DATA PROVIDED →

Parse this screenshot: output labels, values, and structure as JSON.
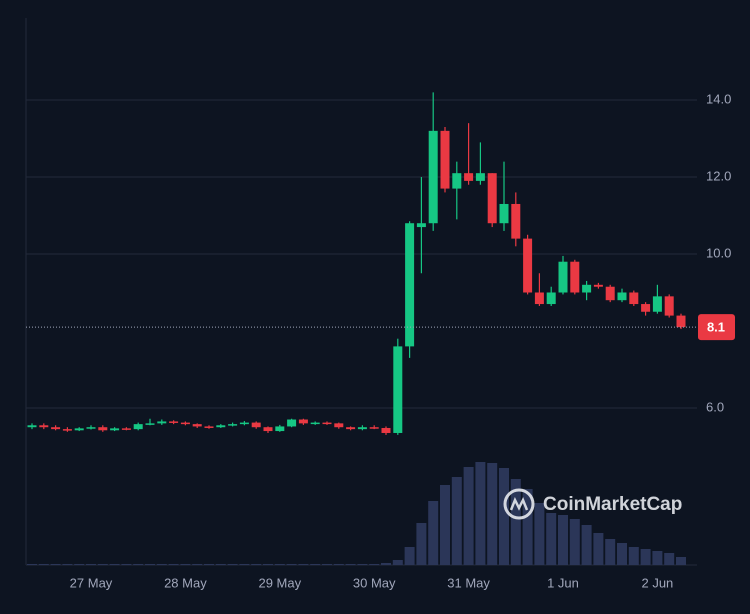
{
  "chart_data": {
    "type": "candlestick",
    "categories": [
      null,
      null,
      null,
      null,
      null,
      "27 May",
      null,
      null,
      null,
      null,
      null,
      null,
      null,
      "28 May",
      null,
      null,
      null,
      null,
      null,
      null,
      null,
      "29 May",
      null,
      null,
      null,
      null,
      null,
      null,
      null,
      "30 May",
      null,
      null,
      null,
      null,
      null,
      null,
      null,
      "31 May",
      null,
      null,
      null,
      null,
      null,
      null,
      null,
      "1 Jun",
      null,
      null,
      null,
      null,
      null,
      null,
      null,
      "2 Jun",
      null,
      null
    ],
    "open": [
      5.5,
      5.55,
      5.5,
      5.45,
      5.42,
      5.47,
      5.5,
      5.42,
      5.47,
      5.45,
      5.58,
      5.6,
      5.65,
      5.62,
      5.58,
      5.52,
      5.5,
      5.55,
      5.58,
      5.62,
      5.5,
      5.4,
      5.52,
      5.7,
      5.6,
      5.62,
      5.6,
      5.5,
      5.45,
      5.5,
      5.48,
      5.35,
      7.6,
      10.7,
      10.8,
      13.2,
      11.7,
      12.1,
      11.9,
      12.1,
      10.8,
      11.3,
      10.4,
      9.0,
      8.7,
      9.0,
      9.8,
      9.0,
      9.2,
      9.15,
      8.8,
      9.0,
      8.7,
      8.5,
      8.9,
      8.4
    ],
    "high": [
      5.6,
      5.6,
      5.55,
      5.5,
      5.5,
      5.55,
      5.55,
      5.5,
      5.5,
      5.62,
      5.72,
      5.7,
      5.68,
      5.65,
      5.6,
      5.55,
      5.58,
      5.62,
      5.66,
      5.65,
      5.52,
      5.56,
      5.72,
      5.72,
      5.65,
      5.65,
      5.62,
      5.52,
      5.55,
      5.55,
      5.52,
      7.8,
      10.85,
      12.0,
      14.2,
      13.3,
      12.4,
      13.4,
      12.9,
      12.1,
      12.4,
      11.6,
      10.5,
      9.5,
      9.15,
      9.95,
      9.85,
      9.3,
      9.25,
      9.2,
      9.1,
      9.05,
      8.75,
      9.2,
      8.95,
      8.45
    ],
    "low": [
      5.45,
      5.45,
      5.42,
      5.38,
      5.4,
      5.44,
      5.38,
      5.4,
      5.42,
      5.42,
      5.55,
      5.56,
      5.58,
      5.55,
      5.48,
      5.46,
      5.48,
      5.52,
      5.55,
      5.46,
      5.35,
      5.38,
      5.5,
      5.56,
      5.56,
      5.56,
      5.46,
      5.42,
      5.42,
      5.45,
      5.3,
      5.3,
      7.3,
      9.5,
      10.6,
      11.6,
      10.9,
      11.8,
      11.8,
      10.7,
      10.6,
      10.2,
      8.95,
      8.65,
      8.65,
      8.95,
      8.95,
      8.8,
      9.1,
      8.75,
      8.75,
      8.65,
      8.4,
      8.45,
      8.35,
      8.05
    ],
    "close": [
      5.55,
      5.5,
      5.45,
      5.42,
      5.47,
      5.5,
      5.42,
      5.47,
      5.45,
      5.58,
      5.6,
      5.65,
      5.62,
      5.58,
      5.52,
      5.5,
      5.55,
      5.58,
      5.62,
      5.5,
      5.4,
      5.52,
      5.7,
      5.6,
      5.62,
      5.6,
      5.5,
      5.45,
      5.5,
      5.48,
      5.35,
      7.6,
      10.8,
      10.8,
      13.2,
      11.7,
      12.1,
      11.9,
      12.1,
      10.8,
      11.3,
      10.4,
      9.0,
      8.7,
      9.0,
      9.8,
      9.0,
      9.2,
      9.15,
      8.8,
      9.0,
      8.7,
      8.5,
      8.9,
      8.4,
      8.1
    ],
    "volume": [
      1,
      1,
      1,
      1,
      1,
      1,
      1,
      1,
      1,
      1,
      1,
      1,
      1,
      1,
      1,
      1,
      1,
      1,
      1,
      1,
      1,
      1,
      1,
      1,
      1,
      1,
      1,
      1,
      1,
      1,
      2,
      5,
      18,
      42,
      64,
      80,
      88,
      98,
      103,
      102,
      97,
      86,
      76,
      62,
      52,
      50,
      46,
      40,
      32,
      26,
      22,
      18,
      16,
      14,
      12,
      8
    ],
    "up_color": "#16c784",
    "down_color": "#ea3943",
    "volume_color": "#2b3658",
    "ylim": [
      1.92,
      16.08
    ],
    "yticks": [
      {
        "value": 6,
        "label": "6.0"
      },
      {
        "value": 10,
        "label": "10.0"
      },
      {
        "value": 12,
        "label": "12.0"
      },
      {
        "value": 14,
        "label": "14.0"
      }
    ],
    "grid": true,
    "last_price": 8.1,
    "watermark": "CoinMarketCap"
  }
}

PROMPT → All of the records above must be copied exactly, except for the pictures.

RESULT FOR THIS EXERCISE →
Parse this screenshot: output labels, values, and structure as JSON.
{
  "chart_data": {
    "type": "candlestick",
    "categories": [
      null,
      null,
      null,
      null,
      null,
      "27 May",
      null,
      null,
      null,
      null,
      null,
      null,
      null,
      "28 May",
      null,
      null,
      null,
      null,
      null,
      null,
      null,
      "29 May",
      null,
      null,
      null,
      null,
      null,
      null,
      null,
      "30 May",
      null,
      null,
      null,
      null,
      null,
      null,
      null,
      "31 May",
      null,
      null,
      null,
      null,
      null,
      null,
      null,
      "1 Jun",
      null,
      null,
      null,
      null,
      null,
      null,
      null,
      "2 Jun",
      null,
      null
    ],
    "open": [
      5.5,
      5.55,
      5.5,
      5.45,
      5.42,
      5.47,
      5.5,
      5.42,
      5.47,
      5.45,
      5.58,
      5.6,
      5.65,
      5.62,
      5.58,
      5.52,
      5.5,
      5.55,
      5.58,
      5.62,
      5.5,
      5.4,
      5.52,
      5.7,
      5.6,
      5.62,
      5.6,
      5.5,
      5.45,
      5.5,
      5.48,
      5.35,
      7.6,
      10.7,
      10.8,
      13.2,
      11.7,
      12.1,
      11.9,
      12.1,
      10.8,
      11.3,
      10.4,
      9.0,
      8.7,
      9.0,
      9.8,
      9.0,
      9.2,
      9.15,
      8.8,
      9.0,
      8.7,
      8.5,
      8.9,
      8.4
    ],
    "high": [
      5.6,
      5.6,
      5.55,
      5.5,
      5.5,
      5.55,
      5.55,
      5.5,
      5.5,
      5.62,
      5.72,
      5.7,
      5.68,
      5.65,
      5.6,
      5.55,
      5.58,
      5.62,
      5.66,
      5.65,
      5.52,
      5.56,
      5.72,
      5.72,
      5.65,
      5.65,
      5.62,
      5.52,
      5.55,
      5.55,
      5.52,
      7.8,
      10.85,
      12.0,
      14.2,
      13.3,
      12.4,
      13.4,
      12.9,
      12.1,
      12.4,
      11.6,
      10.5,
      9.5,
      9.15,
      9.95,
      9.85,
      9.3,
      9.25,
      9.2,
      9.1,
      9.05,
      8.75,
      9.2,
      8.95,
      8.45
    ],
    "low": [
      5.45,
      5.45,
      5.42,
      5.38,
      5.4,
      5.44,
      5.38,
      5.4,
      5.42,
      5.42,
      5.55,
      5.56,
      5.58,
      5.55,
      5.48,
      5.46,
      5.48,
      5.52,
      5.55,
      5.46,
      5.35,
      5.38,
      5.5,
      5.56,
      5.56,
      5.56,
      5.46,
      5.42,
      5.42,
      5.45,
      5.3,
      5.3,
      7.3,
      9.5,
      10.6,
      11.6,
      10.9,
      11.8,
      11.8,
      10.7,
      10.6,
      10.2,
      8.95,
      8.65,
      8.65,
      8.95,
      8.95,
      8.8,
      9.1,
      8.75,
      8.75,
      8.65,
      8.4,
      8.45,
      8.35,
      8.05
    ],
    "close": [
      5.55,
      5.5,
      5.45,
      5.42,
      5.47,
      5.5,
      5.42,
      5.47,
      5.45,
      5.58,
      5.6,
      5.65,
      5.62,
      5.58,
      5.52,
      5.5,
      5.55,
      5.58,
      5.62,
      5.5,
      5.4,
      5.52,
      5.7,
      5.6,
      5.62,
      5.6,
      5.5,
      5.45,
      5.5,
      5.48,
      5.35,
      7.6,
      10.8,
      10.8,
      13.2,
      11.7,
      12.1,
      11.9,
      12.1,
      10.8,
      11.3,
      10.4,
      9.0,
      8.7,
      9.0,
      9.8,
      9.0,
      9.2,
      9.15,
      8.8,
      9.0,
      8.7,
      8.5,
      8.9,
      8.4,
      8.1
    ],
    "volume": [
      1,
      1,
      1,
      1,
      1,
      1,
      1,
      1,
      1,
      1,
      1,
      1,
      1,
      1,
      1,
      1,
      1,
      1,
      1,
      1,
      1,
      1,
      1,
      1,
      1,
      1,
      1,
      1,
      1,
      1,
      2,
      5,
      18,
      42,
      64,
      80,
      88,
      98,
      103,
      102,
      97,
      86,
      76,
      62,
      52,
      50,
      46,
      40,
      32,
      26,
      22,
      18,
      16,
      14,
      12,
      8
    ],
    "up_color": "#16c784",
    "down_color": "#ea3943",
    "volume_color": "#2b3658",
    "ylim": [
      1.92,
      16.08
    ],
    "yticks": [
      {
        "value": 6,
        "label": "6.0"
      },
      {
        "value": 10,
        "label": "10.0"
      },
      {
        "value": 12,
        "label": "12.0"
      },
      {
        "value": 14,
        "label": "14.0"
      }
    ],
    "grid": true,
    "last_price": 8.1,
    "watermark": "CoinMarketCap"
  }
}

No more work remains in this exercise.